» Dataset excerpts
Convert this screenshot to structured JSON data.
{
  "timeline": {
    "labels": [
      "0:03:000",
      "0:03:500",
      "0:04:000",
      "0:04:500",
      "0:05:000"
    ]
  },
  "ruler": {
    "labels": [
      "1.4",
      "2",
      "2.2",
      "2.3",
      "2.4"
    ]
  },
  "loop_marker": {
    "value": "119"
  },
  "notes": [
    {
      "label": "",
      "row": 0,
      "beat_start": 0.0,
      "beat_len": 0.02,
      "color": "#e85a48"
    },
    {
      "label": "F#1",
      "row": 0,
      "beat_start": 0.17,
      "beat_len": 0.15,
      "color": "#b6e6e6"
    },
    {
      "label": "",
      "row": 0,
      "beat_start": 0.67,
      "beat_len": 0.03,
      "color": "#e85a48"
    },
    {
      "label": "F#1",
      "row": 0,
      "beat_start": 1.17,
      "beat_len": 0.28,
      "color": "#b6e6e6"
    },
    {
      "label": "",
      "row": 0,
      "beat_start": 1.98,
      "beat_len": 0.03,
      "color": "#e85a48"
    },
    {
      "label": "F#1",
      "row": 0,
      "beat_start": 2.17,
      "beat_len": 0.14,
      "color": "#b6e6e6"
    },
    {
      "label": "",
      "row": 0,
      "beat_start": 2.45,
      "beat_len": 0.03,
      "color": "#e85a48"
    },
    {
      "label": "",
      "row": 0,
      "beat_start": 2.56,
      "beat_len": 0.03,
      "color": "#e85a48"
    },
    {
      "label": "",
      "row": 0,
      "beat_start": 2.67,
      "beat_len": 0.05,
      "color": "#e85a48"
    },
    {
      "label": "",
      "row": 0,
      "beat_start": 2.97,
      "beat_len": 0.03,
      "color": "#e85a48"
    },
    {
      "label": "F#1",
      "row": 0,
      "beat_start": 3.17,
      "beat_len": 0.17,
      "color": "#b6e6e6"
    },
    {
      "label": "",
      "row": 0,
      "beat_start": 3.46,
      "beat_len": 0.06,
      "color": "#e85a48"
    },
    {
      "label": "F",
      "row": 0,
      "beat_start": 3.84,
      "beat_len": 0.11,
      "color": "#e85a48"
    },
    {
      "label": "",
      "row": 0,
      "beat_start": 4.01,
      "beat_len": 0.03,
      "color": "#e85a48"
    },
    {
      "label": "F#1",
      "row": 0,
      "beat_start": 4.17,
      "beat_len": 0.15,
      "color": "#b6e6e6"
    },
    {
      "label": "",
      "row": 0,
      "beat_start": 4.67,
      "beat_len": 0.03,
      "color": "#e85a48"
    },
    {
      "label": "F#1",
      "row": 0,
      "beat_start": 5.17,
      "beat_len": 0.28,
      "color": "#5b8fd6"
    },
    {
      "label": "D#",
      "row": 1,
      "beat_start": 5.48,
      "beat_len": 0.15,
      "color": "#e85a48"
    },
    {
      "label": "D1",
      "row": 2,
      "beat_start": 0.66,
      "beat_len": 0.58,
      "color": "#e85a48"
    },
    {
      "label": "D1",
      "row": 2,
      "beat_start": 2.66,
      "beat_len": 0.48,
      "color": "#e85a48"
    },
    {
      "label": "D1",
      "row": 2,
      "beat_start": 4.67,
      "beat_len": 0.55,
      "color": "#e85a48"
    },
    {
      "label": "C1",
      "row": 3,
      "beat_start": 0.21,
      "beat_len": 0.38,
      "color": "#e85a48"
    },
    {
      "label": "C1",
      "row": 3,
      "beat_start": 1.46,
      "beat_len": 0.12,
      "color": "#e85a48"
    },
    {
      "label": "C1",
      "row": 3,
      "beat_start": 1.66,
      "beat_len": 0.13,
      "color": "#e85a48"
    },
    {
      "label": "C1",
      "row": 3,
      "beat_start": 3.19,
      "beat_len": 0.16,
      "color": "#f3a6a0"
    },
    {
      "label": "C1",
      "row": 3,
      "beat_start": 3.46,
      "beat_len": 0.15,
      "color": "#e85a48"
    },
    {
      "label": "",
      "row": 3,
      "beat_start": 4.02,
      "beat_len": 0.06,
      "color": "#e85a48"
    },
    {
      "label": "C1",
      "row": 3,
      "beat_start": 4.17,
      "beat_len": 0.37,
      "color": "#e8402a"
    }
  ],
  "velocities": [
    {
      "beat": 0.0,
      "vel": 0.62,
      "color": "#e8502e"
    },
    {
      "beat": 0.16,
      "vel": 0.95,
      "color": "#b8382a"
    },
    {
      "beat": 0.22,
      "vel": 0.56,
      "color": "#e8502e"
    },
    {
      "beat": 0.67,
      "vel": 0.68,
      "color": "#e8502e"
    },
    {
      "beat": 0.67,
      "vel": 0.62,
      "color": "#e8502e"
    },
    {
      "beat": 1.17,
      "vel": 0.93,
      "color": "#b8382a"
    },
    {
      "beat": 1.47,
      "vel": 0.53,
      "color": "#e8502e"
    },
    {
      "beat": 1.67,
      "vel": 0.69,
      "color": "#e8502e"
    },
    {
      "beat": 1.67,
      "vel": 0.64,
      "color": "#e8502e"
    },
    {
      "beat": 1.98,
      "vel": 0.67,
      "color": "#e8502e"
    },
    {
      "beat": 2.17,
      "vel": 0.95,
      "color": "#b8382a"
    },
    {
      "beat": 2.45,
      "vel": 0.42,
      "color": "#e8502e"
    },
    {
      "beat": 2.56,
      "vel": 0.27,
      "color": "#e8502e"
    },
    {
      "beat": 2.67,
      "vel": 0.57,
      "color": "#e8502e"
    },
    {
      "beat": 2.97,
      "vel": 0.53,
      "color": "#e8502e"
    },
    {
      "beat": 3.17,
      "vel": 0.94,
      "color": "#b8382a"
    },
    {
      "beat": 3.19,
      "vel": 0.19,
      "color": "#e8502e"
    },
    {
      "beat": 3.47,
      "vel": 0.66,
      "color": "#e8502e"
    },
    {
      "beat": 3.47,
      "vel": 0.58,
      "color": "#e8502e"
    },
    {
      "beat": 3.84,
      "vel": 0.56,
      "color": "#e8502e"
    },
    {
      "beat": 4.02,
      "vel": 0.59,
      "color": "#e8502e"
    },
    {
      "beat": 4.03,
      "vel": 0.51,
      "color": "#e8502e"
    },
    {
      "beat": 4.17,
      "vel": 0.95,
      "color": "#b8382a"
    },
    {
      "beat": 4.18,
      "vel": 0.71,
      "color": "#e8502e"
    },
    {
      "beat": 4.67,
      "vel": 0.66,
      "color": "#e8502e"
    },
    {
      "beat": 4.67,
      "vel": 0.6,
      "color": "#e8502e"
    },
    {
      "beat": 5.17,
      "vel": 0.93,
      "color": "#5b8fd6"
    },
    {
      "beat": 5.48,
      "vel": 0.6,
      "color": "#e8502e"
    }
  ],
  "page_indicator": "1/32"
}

» Your goal
Extract all of the material exactly as it is written.

» Final answer
Convert this screenshot to structured JSON data.
{
  "timeline": {
    "labels": [
      "0:03:000",
      "0:03:500",
      "0:04:000",
      "0:04:500",
      "0:05:000"
    ]
  },
  "ruler": {
    "labels": [
      "1.4",
      "2",
      "2.2",
      "2.3",
      "2.4"
    ]
  },
  "loop_marker": {
    "value": "119"
  },
  "notes": [
    {
      "label": "",
      "row": 0,
      "beat_start": 0.0,
      "beat_len": 0.02,
      "color": "#e85a48"
    },
    {
      "label": "F#1",
      "row": 0,
      "beat_start": 0.17,
      "beat_len": 0.15,
      "color": "#b6e6e6"
    },
    {
      "label": "",
      "row": 0,
      "beat_start": 0.67,
      "beat_len": 0.03,
      "color": "#e85a48"
    },
    {
      "label": "F#1",
      "row": 0,
      "beat_start": 1.17,
      "beat_len": 0.28,
      "color": "#b6e6e6"
    },
    {
      "label": "",
      "row": 0,
      "beat_start": 1.98,
      "beat_len": 0.03,
      "color": "#e85a48"
    },
    {
      "label": "F#1",
      "row": 0,
      "beat_start": 2.17,
      "beat_len": 0.14,
      "color": "#b6e6e6"
    },
    {
      "label": "",
      "row": 0,
      "beat_start": 2.45,
      "beat_len": 0.03,
      "color": "#e85a48"
    },
    {
      "label": "",
      "row": 0,
      "beat_start": 2.56,
      "beat_len": 0.03,
      "color": "#e85a48"
    },
    {
      "label": "",
      "row": 0,
      "beat_start": 2.67,
      "beat_len": 0.05,
      "color": "#e85a48"
    },
    {
      "label": "",
      "row": 0,
      "beat_start": 2.97,
      "beat_len": 0.03,
      "color": "#e85a48"
    },
    {
      "label": "F#1",
      "row": 0,
      "beat_start": 3.17,
      "beat_len": 0.17,
      "color": "#b6e6e6"
    },
    {
      "label": "",
      "row": 0,
      "beat_start": 3.46,
      "beat_len": 0.06,
      "color": "#e85a48"
    },
    {
      "label": "F",
      "row": 0,
      "beat_start": 3.84,
      "beat_len": 0.11,
      "color": "#e85a48"
    },
    {
      "label": "",
      "row": 0,
      "beat_start": 4.01,
      "beat_len": 0.03,
      "color": "#e85a48"
    },
    {
      "label": "F#1",
      "row": 0,
      "beat_start": 4.17,
      "beat_len": 0.15,
      "color": "#b6e6e6"
    },
    {
      "label": "",
      "row": 0,
      "beat_start": 4.67,
      "beat_len": 0.03,
      "color": "#e85a48"
    },
    {
      "label": "F#1",
      "row": 0,
      "beat_start": 5.17,
      "beat_len": 0.28,
      "color": "#5b8fd6"
    },
    {
      "label": "D#",
      "row": 1,
      "beat_start": 5.48,
      "beat_len": 0.15,
      "color": "#e85a48"
    },
    {
      "label": "D1",
      "row": 2,
      "beat_start": 0.66,
      "beat_len": 0.58,
      "color": "#e85a48"
    },
    {
      "label": "D1",
      "row": 2,
      "beat_start": 2.66,
      "beat_len": 0.48,
      "color": "#e85a48"
    },
    {
      "label": "D1",
      "row": 2,
      "beat_start": 4.67,
      "beat_len": 0.55,
      "color": "#e85a48"
    },
    {
      "label": "C1",
      "row": 3,
      "beat_start": 0.21,
      "beat_len": 0.38,
      "color": "#e85a48"
    },
    {
      "label": "C1",
      "row": 3,
      "beat_start": 1.46,
      "beat_len": 0.12,
      "color": "#e85a48"
    },
    {
      "label": "C1",
      "row": 3,
      "beat_start": 1.66,
      "beat_len": 0.13,
      "color": "#e85a48"
    },
    {
      "label": "C1",
      "row": 3,
      "beat_start": 3.19,
      "beat_len": 0.16,
      "color": "#f3a6a0"
    },
    {
      "label": "C1",
      "row": 3,
      "beat_start": 3.46,
      "beat_len": 0.15,
      "color": "#e85a48"
    },
    {
      "label": "",
      "row": 3,
      "beat_start": 4.02,
      "beat_len": 0.06,
      "color": "#e85a48"
    },
    {
      "label": "C1",
      "row": 3,
      "beat_start": 4.17,
      "beat_len": 0.37,
      "color": "#e8402a"
    }
  ],
  "velocities": [
    {
      "beat": 0.0,
      "vel": 0.62,
      "color": "#e8502e"
    },
    {
      "beat": 0.16,
      "vel": 0.95,
      "color": "#b8382a"
    },
    {
      "beat": 0.22,
      "vel": 0.56,
      "color": "#e8502e"
    },
    {
      "beat": 0.67,
      "vel": 0.68,
      "color": "#e8502e"
    },
    {
      "beat": 0.67,
      "vel": 0.62,
      "color": "#e8502e"
    },
    {
      "beat": 1.17,
      "vel": 0.93,
      "color": "#b8382a"
    },
    {
      "beat": 1.47,
      "vel": 0.53,
      "color": "#e8502e"
    },
    {
      "beat": 1.67,
      "vel": 0.69,
      "color": "#e8502e"
    },
    {
      "beat": 1.67,
      "vel": 0.64,
      "color": "#e8502e"
    },
    {
      "beat": 1.98,
      "vel": 0.67,
      "color": "#e8502e"
    },
    {
      "beat": 2.17,
      "vel": 0.95,
      "color": "#b8382a"
    },
    {
      "beat": 2.45,
      "vel": 0.42,
      "color": "#e8502e"
    },
    {
      "beat": 2.56,
      "vel": 0.27,
      "color": "#e8502e"
    },
    {
      "beat": 2.67,
      "vel": 0.57,
      "color": "#e8502e"
    },
    {
      "beat": 2.97,
      "vel": 0.53,
      "color": "#e8502e"
    },
    {
      "beat": 3.17,
      "vel": 0.94,
      "color": "#b8382a"
    },
    {
      "beat": 3.19,
      "vel": 0.19,
      "color": "#e8502e"
    },
    {
      "beat": 3.47,
      "vel": 0.66,
      "color": "#e8502e"
    },
    {
      "beat": 3.47,
      "vel": 0.58,
      "color": "#e8502e"
    },
    {
      "beat": 3.84,
      "vel": 0.56,
      "color": "#e8502e"
    },
    {
      "beat": 4.02,
      "vel": 0.59,
      "color": "#e8502e"
    },
    {
      "beat": 4.03,
      "vel": 0.51,
      "color": "#e8502e"
    },
    {
      "beat": 4.17,
      "vel": 0.95,
      "color": "#b8382a"
    },
    {
      "beat": 4.18,
      "vel": 0.71,
      "color": "#e8502e"
    },
    {
      "beat": 4.67,
      "vel": 0.66,
      "color": "#e8502e"
    },
    {
      "beat": 4.67,
      "vel": 0.6,
      "color": "#e8502e"
    },
    {
      "beat": 5.17,
      "vel": 0.93,
      "color": "#5b8fd6"
    },
    {
      "beat": 5.48,
      "vel": 0.6,
      "color": "#e8502e"
    }
  ],
  "page_indicator": "1/32"
}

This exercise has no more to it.